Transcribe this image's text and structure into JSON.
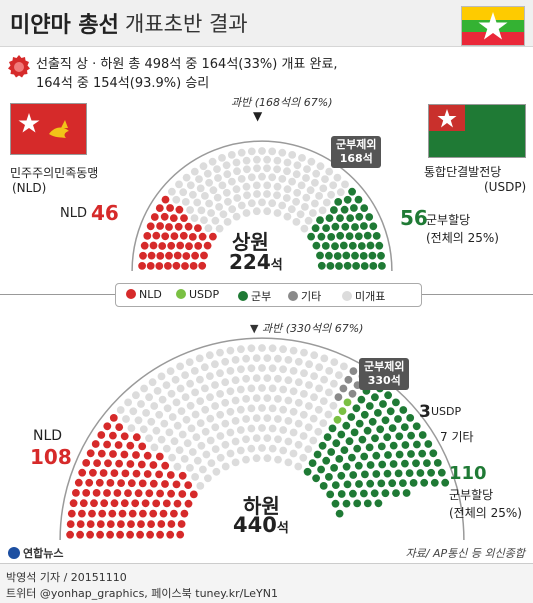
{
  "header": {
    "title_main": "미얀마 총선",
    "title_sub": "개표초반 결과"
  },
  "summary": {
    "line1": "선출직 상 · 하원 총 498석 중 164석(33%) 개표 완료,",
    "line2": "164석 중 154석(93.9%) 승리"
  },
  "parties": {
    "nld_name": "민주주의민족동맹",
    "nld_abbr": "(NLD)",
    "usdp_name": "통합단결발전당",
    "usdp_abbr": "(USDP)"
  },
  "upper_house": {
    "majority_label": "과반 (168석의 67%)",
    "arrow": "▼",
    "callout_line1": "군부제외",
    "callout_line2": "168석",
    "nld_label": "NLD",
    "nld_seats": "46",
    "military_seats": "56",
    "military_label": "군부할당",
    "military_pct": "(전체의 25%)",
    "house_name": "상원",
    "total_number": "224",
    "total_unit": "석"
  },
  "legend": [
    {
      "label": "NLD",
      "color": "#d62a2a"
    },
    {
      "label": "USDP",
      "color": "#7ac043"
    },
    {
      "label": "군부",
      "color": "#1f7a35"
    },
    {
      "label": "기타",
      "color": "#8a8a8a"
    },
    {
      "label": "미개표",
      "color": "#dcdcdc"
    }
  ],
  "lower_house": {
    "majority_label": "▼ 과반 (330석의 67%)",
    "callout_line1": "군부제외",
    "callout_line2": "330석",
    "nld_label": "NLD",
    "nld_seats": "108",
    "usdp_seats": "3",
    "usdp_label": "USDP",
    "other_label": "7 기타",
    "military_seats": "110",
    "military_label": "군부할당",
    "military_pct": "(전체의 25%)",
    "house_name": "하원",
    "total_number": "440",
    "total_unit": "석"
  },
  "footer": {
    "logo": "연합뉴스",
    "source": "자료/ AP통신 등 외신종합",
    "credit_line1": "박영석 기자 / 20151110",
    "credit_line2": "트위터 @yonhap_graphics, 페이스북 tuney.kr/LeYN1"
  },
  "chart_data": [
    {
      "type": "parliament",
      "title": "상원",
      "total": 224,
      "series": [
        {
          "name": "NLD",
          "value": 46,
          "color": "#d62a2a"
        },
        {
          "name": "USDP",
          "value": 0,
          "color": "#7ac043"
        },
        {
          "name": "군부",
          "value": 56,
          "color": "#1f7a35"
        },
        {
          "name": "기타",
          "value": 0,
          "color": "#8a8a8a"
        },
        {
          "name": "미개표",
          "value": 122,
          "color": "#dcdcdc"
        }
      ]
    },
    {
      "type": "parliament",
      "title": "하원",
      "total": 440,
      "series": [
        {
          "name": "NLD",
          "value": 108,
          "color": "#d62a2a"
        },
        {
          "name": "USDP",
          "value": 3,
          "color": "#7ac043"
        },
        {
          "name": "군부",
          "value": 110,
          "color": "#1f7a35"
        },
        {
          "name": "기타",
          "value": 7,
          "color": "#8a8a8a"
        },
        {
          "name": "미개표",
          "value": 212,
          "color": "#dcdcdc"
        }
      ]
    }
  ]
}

WHAT YOU WILL DO: Pictures are excluded; copy every other part of the records exactly.

CORRECT ANSWER:
Transcribe this image's text and structure into JSON.
{
  "header": {
    "title_main": "미얀마 총선",
    "title_sub": "개표초반 결과"
  },
  "summary": {
    "line1": "선출직 상 · 하원 총 498석 중 164석(33%) 개표 완료,",
    "line2": "164석 중 154석(93.9%) 승리"
  },
  "parties": {
    "nld_name": "민주주의민족동맹",
    "nld_abbr": "(NLD)",
    "usdp_name": "통합단결발전당",
    "usdp_abbr": "(USDP)"
  },
  "upper_house": {
    "majority_label": "과반 (168석의 67%)",
    "arrow": "▼",
    "callout_line1": "군부제외",
    "callout_line2": "168석",
    "nld_label": "NLD",
    "nld_seats": "46",
    "military_seats": "56",
    "military_label": "군부할당",
    "military_pct": "(전체의 25%)",
    "house_name": "상원",
    "total_number": "224",
    "total_unit": "석"
  },
  "legend": [
    {
      "label": "NLD",
      "color": "#d62a2a"
    },
    {
      "label": "USDP",
      "color": "#7ac043"
    },
    {
      "label": "군부",
      "color": "#1f7a35"
    },
    {
      "label": "기타",
      "color": "#8a8a8a"
    },
    {
      "label": "미개표",
      "color": "#dcdcdc"
    }
  ],
  "lower_house": {
    "majority_label": "▼ 과반 (330석의 67%)",
    "callout_line1": "군부제외",
    "callout_line2": "330석",
    "nld_label": "NLD",
    "nld_seats": "108",
    "usdp_seats": "3",
    "usdp_label": "USDP",
    "other_label": "7 기타",
    "military_seats": "110",
    "military_label": "군부할당",
    "military_pct": "(전체의 25%)",
    "house_name": "하원",
    "total_number": "440",
    "total_unit": "석"
  },
  "footer": {
    "logo": "연합뉴스",
    "source": "자료/ AP통신 등 외신종합",
    "credit_line1": "박영석 기자 / 20151110",
    "credit_line2": "트위터 @yonhap_graphics, 페이스북 tuney.kr/LeYN1"
  },
  "chart_data": [
    {
      "type": "parliament",
      "title": "상원",
      "total": 224,
      "series": [
        {
          "name": "NLD",
          "value": 46,
          "color": "#d62a2a"
        },
        {
          "name": "USDP",
          "value": 0,
          "color": "#7ac043"
        },
        {
          "name": "군부",
          "value": 56,
          "color": "#1f7a35"
        },
        {
          "name": "기타",
          "value": 0,
          "color": "#8a8a8a"
        },
        {
          "name": "미개표",
          "value": 122,
          "color": "#dcdcdc"
        }
      ]
    },
    {
      "type": "parliament",
      "title": "하원",
      "total": 440,
      "series": [
        {
          "name": "NLD",
          "value": 108,
          "color": "#d62a2a"
        },
        {
          "name": "USDP",
          "value": 3,
          "color": "#7ac043"
        },
        {
          "name": "군부",
          "value": 110,
          "color": "#1f7a35"
        },
        {
          "name": "기타",
          "value": 7,
          "color": "#8a8a8a"
        },
        {
          "name": "미개표",
          "value": 212,
          "color": "#dcdcdc"
        }
      ]
    }
  ]
}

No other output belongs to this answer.